→ **SET EXERCISE**
Please write out the material below exactly as given.

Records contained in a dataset

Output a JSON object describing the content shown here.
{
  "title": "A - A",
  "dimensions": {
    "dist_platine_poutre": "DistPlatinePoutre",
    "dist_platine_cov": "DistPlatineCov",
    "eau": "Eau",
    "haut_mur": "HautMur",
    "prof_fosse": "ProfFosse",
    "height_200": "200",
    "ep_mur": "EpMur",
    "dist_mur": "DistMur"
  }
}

→ **EXERCISE ANSWER**
Output a JSON object describing the content shown here.
{
  "title": "A - A",
  "dimensions": {
    "dist_platine_poutre": "DistPlatinePoutre",
    "dist_platine_cov": "DistPlatineCov",
    "eau": "Eau",
    "haut_mur": "HautMur",
    "prof_fosse": "ProfFosse",
    "height_200": "200",
    "ep_mur": "EpMur",
    "dist_mur": "DistMur"
  }
}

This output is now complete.